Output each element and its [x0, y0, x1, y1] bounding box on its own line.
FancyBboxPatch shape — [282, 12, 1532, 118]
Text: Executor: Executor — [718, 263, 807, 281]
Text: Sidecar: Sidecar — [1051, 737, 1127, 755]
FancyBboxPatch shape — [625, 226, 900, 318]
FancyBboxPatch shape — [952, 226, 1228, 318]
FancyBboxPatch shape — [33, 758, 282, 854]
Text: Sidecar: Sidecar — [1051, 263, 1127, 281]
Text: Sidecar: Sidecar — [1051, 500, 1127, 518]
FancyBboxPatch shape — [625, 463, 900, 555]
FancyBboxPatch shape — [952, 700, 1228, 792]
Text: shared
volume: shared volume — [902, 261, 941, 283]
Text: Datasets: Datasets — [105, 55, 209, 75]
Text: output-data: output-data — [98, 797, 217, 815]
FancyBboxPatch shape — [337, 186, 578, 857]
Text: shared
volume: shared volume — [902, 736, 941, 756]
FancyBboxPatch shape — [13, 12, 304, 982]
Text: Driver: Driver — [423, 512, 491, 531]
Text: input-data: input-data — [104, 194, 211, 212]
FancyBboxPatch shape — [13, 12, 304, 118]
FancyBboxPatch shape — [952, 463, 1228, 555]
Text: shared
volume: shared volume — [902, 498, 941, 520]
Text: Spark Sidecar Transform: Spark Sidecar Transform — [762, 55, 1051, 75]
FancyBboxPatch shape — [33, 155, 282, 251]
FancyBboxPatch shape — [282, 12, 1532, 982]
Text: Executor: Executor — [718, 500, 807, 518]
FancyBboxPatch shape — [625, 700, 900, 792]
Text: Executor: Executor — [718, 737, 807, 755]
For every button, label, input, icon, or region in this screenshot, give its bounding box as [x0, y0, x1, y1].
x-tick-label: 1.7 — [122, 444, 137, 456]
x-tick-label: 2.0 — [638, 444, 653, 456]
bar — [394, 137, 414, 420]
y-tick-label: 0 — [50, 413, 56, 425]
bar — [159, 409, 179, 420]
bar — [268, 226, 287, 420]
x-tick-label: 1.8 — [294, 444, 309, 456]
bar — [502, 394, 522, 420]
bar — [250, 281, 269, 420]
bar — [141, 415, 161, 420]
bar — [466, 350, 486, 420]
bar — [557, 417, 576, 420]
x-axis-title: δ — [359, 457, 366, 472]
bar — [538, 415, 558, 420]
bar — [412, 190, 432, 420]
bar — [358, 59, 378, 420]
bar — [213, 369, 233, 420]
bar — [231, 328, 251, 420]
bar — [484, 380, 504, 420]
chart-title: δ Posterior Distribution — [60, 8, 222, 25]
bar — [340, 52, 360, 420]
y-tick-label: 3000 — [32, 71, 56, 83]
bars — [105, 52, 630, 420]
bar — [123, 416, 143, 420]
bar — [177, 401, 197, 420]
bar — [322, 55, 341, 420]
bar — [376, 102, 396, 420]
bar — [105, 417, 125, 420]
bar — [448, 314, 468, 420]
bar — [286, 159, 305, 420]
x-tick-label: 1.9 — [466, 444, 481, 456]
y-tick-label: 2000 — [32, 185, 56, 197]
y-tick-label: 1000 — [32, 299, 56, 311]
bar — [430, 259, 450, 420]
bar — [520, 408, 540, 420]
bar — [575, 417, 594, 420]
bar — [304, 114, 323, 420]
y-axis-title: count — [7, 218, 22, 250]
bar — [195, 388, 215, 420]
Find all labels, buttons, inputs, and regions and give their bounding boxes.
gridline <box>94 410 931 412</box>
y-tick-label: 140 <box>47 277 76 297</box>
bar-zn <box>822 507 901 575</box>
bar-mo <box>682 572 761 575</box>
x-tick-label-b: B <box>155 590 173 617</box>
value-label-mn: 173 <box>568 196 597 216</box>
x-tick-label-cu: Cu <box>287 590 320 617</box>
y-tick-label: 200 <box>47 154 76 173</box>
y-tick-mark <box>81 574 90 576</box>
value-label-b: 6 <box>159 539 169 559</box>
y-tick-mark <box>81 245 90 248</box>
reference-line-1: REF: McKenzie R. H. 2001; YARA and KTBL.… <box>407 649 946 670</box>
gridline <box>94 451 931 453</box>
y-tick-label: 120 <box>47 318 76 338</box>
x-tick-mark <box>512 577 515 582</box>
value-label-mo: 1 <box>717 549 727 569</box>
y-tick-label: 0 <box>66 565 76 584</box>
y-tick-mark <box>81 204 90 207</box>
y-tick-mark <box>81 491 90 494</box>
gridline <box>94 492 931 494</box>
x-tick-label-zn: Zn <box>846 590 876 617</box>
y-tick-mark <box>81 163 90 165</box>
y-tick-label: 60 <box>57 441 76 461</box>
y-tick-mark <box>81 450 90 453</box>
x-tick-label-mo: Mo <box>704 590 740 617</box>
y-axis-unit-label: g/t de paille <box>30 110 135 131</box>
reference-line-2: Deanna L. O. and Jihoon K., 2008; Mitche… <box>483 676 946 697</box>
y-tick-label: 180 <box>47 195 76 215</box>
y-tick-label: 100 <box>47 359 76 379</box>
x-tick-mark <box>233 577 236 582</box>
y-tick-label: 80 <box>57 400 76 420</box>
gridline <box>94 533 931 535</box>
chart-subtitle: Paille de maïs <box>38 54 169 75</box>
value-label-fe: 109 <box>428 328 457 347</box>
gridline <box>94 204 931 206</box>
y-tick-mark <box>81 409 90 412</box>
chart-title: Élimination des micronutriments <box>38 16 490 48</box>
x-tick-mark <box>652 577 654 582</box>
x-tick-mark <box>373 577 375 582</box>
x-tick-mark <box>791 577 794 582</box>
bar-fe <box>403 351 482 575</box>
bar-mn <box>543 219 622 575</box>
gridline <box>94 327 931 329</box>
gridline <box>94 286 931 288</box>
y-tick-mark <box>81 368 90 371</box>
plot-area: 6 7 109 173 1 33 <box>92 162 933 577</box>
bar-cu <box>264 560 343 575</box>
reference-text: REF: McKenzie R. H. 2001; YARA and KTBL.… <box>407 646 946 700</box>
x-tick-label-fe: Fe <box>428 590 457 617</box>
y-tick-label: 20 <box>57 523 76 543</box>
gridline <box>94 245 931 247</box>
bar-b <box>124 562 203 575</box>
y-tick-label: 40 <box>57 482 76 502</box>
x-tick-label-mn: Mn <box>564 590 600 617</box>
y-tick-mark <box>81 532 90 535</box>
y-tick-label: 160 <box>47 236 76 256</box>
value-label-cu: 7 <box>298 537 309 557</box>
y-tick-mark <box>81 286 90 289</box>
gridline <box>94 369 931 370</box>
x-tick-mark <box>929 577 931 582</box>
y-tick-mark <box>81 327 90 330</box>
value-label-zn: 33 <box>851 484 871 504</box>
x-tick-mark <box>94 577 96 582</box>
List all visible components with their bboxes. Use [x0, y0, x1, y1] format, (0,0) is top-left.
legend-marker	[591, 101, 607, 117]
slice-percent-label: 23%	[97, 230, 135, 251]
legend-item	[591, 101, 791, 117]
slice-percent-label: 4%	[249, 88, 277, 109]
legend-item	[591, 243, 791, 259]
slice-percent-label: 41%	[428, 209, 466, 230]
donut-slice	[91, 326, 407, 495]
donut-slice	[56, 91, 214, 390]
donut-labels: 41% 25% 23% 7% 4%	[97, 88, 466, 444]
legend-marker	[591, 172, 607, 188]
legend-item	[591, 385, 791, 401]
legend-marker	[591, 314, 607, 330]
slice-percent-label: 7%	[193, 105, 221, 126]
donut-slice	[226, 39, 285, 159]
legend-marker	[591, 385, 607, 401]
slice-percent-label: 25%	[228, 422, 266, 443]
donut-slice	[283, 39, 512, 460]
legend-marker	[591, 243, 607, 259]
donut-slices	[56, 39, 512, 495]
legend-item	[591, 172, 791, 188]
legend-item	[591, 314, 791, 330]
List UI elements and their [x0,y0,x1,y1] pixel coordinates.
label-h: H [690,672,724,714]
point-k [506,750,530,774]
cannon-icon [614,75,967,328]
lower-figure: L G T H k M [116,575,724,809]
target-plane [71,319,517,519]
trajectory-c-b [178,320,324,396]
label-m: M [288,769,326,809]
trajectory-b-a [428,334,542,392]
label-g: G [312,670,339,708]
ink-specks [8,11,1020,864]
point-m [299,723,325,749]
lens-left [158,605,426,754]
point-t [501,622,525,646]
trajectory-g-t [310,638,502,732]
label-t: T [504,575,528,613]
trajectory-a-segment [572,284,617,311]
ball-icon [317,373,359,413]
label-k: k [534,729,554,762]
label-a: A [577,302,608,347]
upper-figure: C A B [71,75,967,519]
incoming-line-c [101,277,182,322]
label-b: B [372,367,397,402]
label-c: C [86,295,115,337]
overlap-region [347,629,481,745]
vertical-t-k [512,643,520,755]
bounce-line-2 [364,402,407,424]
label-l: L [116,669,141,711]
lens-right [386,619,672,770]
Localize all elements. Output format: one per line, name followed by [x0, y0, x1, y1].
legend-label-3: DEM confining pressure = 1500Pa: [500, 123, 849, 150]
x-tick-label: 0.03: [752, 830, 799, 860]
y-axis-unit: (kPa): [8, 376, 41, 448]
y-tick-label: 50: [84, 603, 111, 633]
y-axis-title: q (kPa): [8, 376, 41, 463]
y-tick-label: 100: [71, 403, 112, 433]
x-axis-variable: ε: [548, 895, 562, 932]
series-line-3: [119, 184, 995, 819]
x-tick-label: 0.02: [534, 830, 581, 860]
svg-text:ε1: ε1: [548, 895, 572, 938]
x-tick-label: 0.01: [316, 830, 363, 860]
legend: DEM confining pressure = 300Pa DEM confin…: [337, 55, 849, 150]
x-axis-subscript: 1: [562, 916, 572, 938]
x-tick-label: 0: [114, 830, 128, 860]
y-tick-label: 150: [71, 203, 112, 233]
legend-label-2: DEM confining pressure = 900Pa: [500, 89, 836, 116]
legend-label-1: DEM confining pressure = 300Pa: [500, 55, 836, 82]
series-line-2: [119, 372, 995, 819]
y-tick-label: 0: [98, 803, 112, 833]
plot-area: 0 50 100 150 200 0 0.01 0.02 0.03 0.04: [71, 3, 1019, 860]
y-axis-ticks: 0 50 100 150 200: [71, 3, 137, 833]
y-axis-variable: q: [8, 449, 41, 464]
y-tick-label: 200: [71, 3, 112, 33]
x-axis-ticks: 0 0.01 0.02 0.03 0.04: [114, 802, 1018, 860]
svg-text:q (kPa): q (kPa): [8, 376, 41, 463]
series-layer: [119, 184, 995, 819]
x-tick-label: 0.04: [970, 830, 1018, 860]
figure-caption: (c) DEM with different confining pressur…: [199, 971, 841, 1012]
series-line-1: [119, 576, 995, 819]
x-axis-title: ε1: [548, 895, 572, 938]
☆ ☆ ☆ ☆ ☆
TASK REQUIREMENTS: Gather every line of the entries above that contains the word "YARA", and copy each one in full.

TASK RESULT:
reference-line-1: REF: McKenzie R. H. 2001; YARA and KTBL.… <box>407 649 946 670</box>
reference-text: REF: McKenzie R. H. 2001; YARA and KTBL.… <box>407 646 946 700</box>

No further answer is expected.